Problem »
Copy the records verbatim from the first line through the line containing "y-tick-label: 1.0:1 [22,283,86,312]", including both of those lines.
═════ Input records
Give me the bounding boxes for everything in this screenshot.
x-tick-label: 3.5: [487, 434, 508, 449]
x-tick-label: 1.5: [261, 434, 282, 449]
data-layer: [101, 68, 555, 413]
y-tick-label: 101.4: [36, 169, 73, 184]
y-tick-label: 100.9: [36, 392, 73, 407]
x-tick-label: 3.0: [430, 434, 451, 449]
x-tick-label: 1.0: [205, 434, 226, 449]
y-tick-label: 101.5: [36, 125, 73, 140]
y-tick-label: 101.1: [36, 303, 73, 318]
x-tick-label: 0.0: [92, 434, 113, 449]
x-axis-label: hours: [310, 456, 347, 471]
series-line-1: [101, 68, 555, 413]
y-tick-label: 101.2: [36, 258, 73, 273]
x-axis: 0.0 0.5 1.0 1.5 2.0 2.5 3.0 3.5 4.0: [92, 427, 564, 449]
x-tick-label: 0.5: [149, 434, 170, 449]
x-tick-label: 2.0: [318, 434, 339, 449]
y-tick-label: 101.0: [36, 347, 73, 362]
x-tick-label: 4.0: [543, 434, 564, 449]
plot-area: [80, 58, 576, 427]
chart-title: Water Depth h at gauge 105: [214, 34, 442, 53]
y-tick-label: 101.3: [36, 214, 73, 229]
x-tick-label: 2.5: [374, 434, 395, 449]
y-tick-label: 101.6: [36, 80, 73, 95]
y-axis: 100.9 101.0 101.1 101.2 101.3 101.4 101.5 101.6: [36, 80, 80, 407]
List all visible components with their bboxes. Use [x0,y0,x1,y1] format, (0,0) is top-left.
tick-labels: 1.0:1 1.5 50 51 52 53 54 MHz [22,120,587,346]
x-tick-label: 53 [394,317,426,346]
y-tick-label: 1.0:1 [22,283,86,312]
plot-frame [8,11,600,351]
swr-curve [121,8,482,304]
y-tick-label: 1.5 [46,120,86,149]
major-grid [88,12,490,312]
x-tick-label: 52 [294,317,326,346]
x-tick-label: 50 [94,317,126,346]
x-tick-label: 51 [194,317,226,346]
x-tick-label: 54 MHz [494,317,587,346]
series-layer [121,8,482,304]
══════════
Final answer »
Give me the bounding boxes for everything in this screenshot.
x-tick-label: 3.5: [487, 434, 508, 449]
x-tick-label: 1.5: [261, 434, 282, 449]
data-layer: [101, 68, 555, 413]
y-tick-label: 101.4: [36, 169, 73, 184]
y-tick-label: 100.9: [36, 392, 73, 407]
x-tick-label: 3.0: [430, 434, 451, 449]
x-tick-label: 1.0: [205, 434, 226, 449]
y-tick-label: 101.5: [36, 125, 73, 140]
y-tick-label: 101.1: [36, 303, 73, 318]
x-tick-label: 0.0: [92, 434, 113, 449]
x-axis-label: hours: [310, 456, 347, 471]
series-line-1: [101, 68, 555, 413]
y-tick-label: 101.2: [36, 258, 73, 273]
x-axis: 0.0 0.5 1.0 1.5 2.0 2.5 3.0 3.5 4.0: [92, 427, 564, 449]
x-tick-label: 0.5: [149, 434, 170, 449]
x-tick-label: 2.0: [318, 434, 339, 449]
y-tick-label: 101.0: [36, 347, 73, 362]
x-tick-label: 4.0: [543, 434, 564, 449]
plot-area: [80, 58, 576, 427]
chart-title: Water Depth h at gauge 105: [214, 34, 442, 53]
y-tick-label: 101.3: [36, 214, 73, 229]
x-tick-label: 2.5: [374, 434, 395, 449]
y-tick-label: 101.6: [36, 80, 73, 95]
y-axis: 100.9 101.0 101.1 101.2 101.3 101.4 101.5 101.6: [36, 80, 80, 407]
List all visible components with their bboxes. Use [x0,y0,x1,y1] format, (0,0) is top-left.
tick-labels: 1.0:1 1.5 50 51 52 53 54 MHz [22,120,587,346]
x-tick-label: 53 [394,317,426,346]
y-tick-label: 1.0:1 [22,283,86,312]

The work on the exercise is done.